» Collected data entries:
◆ ◆ ◆ ◆
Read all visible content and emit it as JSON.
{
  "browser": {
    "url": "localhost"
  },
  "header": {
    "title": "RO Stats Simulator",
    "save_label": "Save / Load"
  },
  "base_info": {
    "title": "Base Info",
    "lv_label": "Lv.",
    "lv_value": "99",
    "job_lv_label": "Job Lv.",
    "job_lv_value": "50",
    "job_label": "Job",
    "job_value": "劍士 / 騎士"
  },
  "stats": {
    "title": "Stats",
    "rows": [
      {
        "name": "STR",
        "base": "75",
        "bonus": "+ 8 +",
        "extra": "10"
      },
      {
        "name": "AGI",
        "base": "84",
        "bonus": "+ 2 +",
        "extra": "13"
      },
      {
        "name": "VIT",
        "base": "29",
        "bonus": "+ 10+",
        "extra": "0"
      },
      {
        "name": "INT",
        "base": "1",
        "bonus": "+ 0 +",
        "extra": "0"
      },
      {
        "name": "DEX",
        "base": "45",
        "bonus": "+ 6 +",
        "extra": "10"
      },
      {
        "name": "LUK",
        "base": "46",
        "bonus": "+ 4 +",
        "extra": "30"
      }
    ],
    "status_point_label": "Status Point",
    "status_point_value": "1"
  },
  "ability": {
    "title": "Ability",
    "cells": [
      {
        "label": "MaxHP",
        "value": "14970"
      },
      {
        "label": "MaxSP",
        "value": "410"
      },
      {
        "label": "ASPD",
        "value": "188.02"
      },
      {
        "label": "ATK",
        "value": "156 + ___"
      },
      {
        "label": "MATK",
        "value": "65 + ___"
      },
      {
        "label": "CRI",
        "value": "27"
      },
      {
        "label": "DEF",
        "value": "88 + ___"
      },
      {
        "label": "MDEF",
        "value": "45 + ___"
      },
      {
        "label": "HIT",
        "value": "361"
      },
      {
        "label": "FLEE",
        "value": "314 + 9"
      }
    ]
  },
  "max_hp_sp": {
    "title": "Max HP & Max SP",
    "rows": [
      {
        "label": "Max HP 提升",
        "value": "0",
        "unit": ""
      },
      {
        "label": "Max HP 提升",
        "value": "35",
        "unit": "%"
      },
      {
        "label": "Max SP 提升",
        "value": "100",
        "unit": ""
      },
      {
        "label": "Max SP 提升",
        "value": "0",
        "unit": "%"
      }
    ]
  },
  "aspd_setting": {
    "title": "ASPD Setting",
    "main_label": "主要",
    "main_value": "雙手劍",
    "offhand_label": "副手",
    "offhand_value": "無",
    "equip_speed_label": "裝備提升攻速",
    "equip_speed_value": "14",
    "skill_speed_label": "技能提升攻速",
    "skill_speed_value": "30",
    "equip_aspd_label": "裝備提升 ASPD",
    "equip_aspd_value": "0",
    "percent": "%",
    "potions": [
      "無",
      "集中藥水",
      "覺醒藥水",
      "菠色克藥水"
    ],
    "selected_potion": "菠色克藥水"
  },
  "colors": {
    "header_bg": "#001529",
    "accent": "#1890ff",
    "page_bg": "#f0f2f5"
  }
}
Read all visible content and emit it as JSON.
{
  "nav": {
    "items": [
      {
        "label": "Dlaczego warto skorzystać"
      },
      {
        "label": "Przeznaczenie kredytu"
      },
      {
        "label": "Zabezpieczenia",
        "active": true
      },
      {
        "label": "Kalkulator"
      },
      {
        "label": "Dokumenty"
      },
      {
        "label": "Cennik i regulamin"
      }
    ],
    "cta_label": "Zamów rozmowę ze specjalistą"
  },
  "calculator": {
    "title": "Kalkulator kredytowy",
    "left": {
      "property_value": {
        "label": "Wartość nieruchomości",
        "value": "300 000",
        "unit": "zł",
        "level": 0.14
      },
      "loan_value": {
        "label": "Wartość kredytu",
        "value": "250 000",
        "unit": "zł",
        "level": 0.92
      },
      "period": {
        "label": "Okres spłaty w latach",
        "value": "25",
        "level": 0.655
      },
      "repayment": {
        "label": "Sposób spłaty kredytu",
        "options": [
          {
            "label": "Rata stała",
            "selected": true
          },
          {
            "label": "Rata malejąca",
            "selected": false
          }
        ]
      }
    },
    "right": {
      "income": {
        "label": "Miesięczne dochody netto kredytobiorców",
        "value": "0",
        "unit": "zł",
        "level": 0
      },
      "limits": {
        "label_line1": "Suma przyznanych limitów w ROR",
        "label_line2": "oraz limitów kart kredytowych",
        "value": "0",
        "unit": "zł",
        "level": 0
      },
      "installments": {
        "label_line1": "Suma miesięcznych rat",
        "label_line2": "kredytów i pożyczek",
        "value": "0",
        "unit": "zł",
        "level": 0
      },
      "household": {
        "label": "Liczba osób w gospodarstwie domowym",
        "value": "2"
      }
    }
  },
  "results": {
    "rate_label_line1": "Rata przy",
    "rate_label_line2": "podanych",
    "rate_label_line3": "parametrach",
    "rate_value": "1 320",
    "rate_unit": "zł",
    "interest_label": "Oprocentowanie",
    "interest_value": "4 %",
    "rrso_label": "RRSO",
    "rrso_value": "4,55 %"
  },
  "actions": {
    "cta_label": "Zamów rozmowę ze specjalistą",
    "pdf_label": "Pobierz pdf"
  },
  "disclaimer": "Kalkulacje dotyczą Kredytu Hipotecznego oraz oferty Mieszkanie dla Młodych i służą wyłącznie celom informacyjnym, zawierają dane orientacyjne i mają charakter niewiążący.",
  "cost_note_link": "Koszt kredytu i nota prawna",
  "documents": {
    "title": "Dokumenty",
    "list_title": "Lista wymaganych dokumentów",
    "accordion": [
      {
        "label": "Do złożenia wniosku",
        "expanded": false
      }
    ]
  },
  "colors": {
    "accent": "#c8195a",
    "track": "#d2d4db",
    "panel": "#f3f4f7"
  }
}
◆ ◆ ◆ ◆
» Goal: Only the number is wanted: how many lines in the entries above contain the string "Wartość"?

» Complete response: 2